[EXERCISE BRIEF] Omit the images, then output each of the records below exactly.

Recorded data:
************

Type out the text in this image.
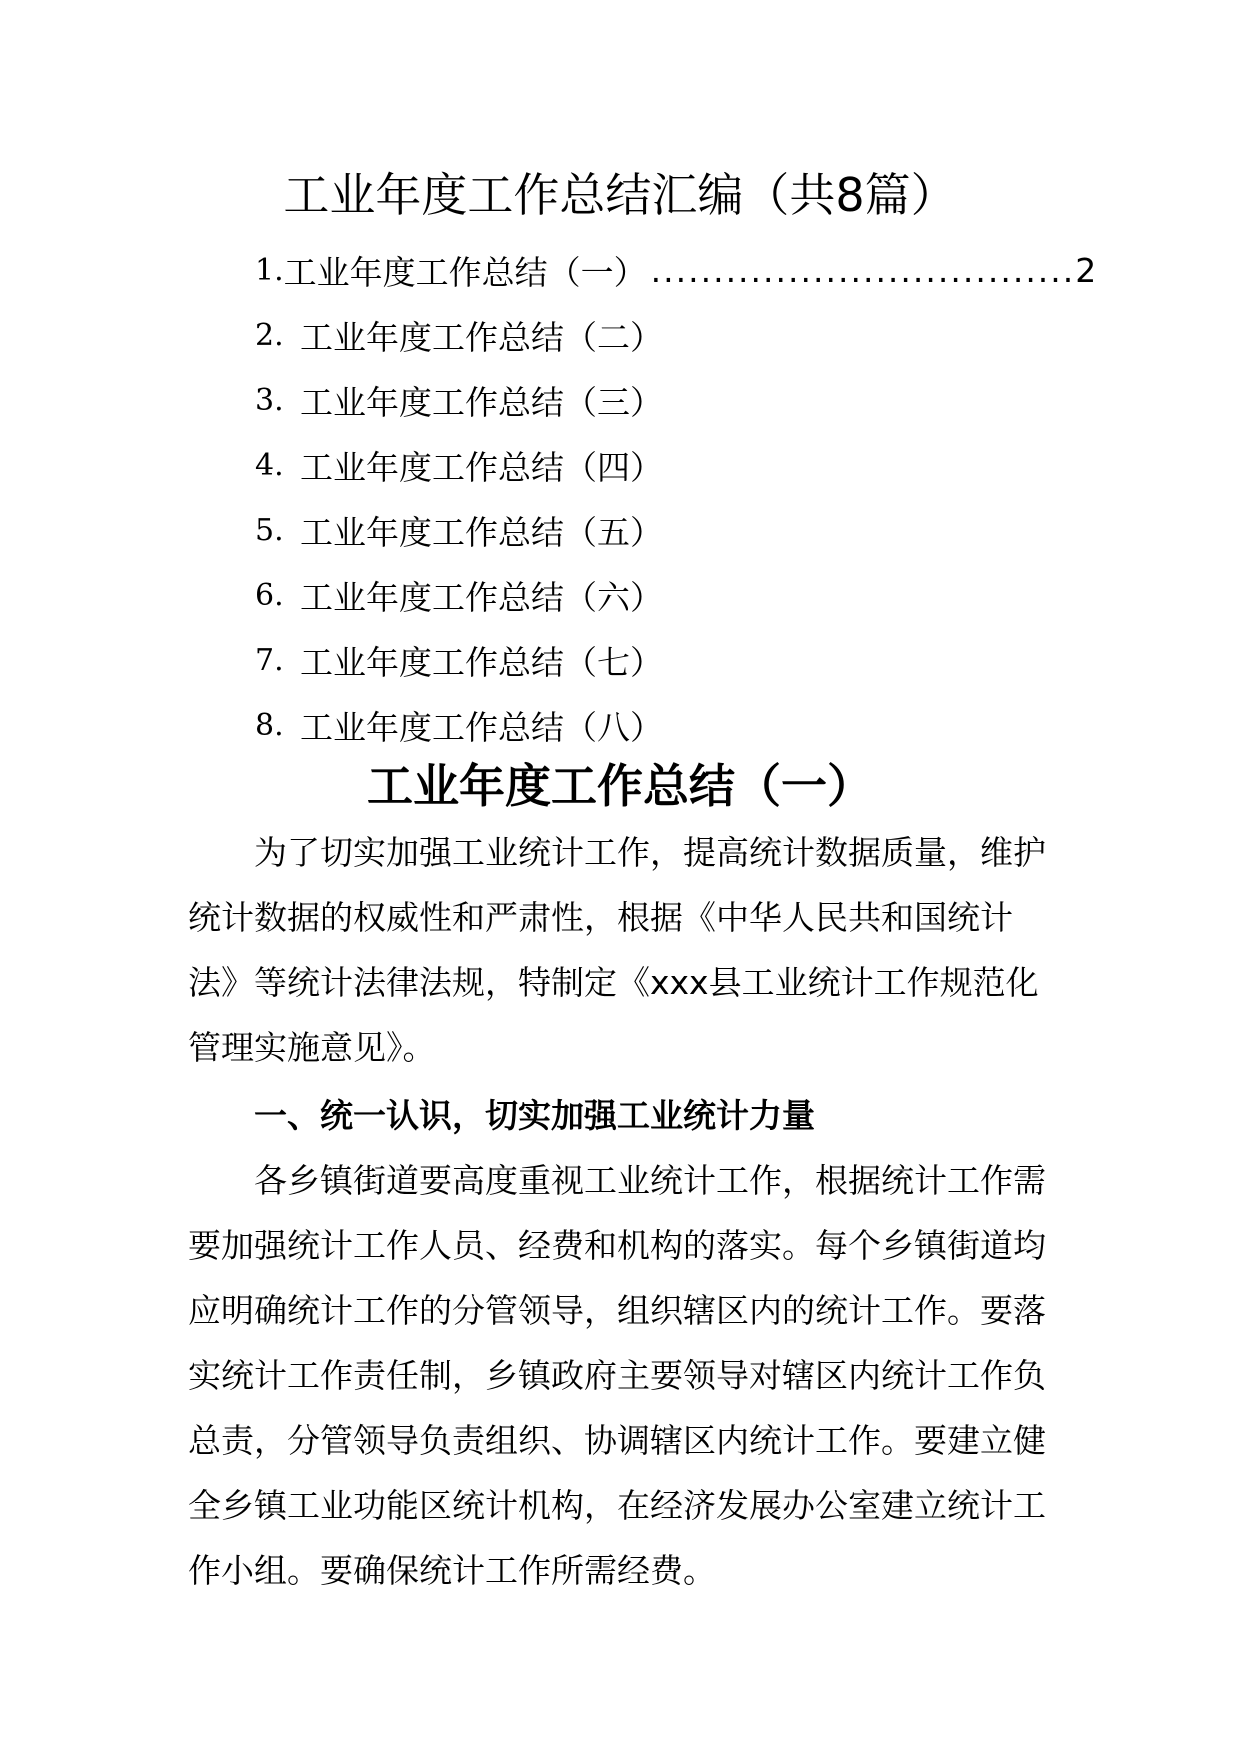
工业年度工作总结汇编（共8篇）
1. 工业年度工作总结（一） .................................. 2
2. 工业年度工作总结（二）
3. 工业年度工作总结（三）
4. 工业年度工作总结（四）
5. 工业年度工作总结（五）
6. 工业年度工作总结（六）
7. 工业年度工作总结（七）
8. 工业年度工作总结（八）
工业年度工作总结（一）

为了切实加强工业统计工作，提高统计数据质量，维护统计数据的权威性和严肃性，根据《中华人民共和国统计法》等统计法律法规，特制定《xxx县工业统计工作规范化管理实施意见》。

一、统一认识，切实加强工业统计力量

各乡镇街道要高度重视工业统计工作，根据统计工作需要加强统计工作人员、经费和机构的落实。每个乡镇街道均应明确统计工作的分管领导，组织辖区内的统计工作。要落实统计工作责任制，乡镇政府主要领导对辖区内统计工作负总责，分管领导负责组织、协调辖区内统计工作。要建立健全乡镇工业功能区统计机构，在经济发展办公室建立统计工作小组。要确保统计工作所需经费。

************

[FINAL RESULT]
Type out the text in this image.
工业年度工作总结汇编（共8篇）
1. 工业年度工作总结（一） .................................. 2
2. 工业年度工作总结（二）
3. 工业年度工作总结（三）
4. 工业年度工作总结（四）
5. 工业年度工作总结（五）
6. 工业年度工作总结（六）
7. 工业年度工作总结（七）
8. 工业年度工作总结（八）
工业年度工作总结（一）

为了切实加强工业统计工作，提高统计数据质量，维护统计数据的权威性和严肃性，根据《中华人民共和国统计法》等统计法律法规，特制定《xxx县工业统计工作规范化管理实施意见》。

一、统一认识，切实加强工业统计力量

各乡镇街道要高度重视工业统计工作，根据统计工作需要加强统计工作人员、经费和机构的落实。每个乡镇街道均应明确统计工作的分管领导，组织辖区内的统计工作。要落实统计工作责任制，乡镇政府主要领导对辖区内统计工作负总责，分管领导负责组织、协调辖区内统计工作。要建立健全乡镇工业功能区统计机构，在经济发展办公室建立统计工作小组。要确保统计工作所需经费。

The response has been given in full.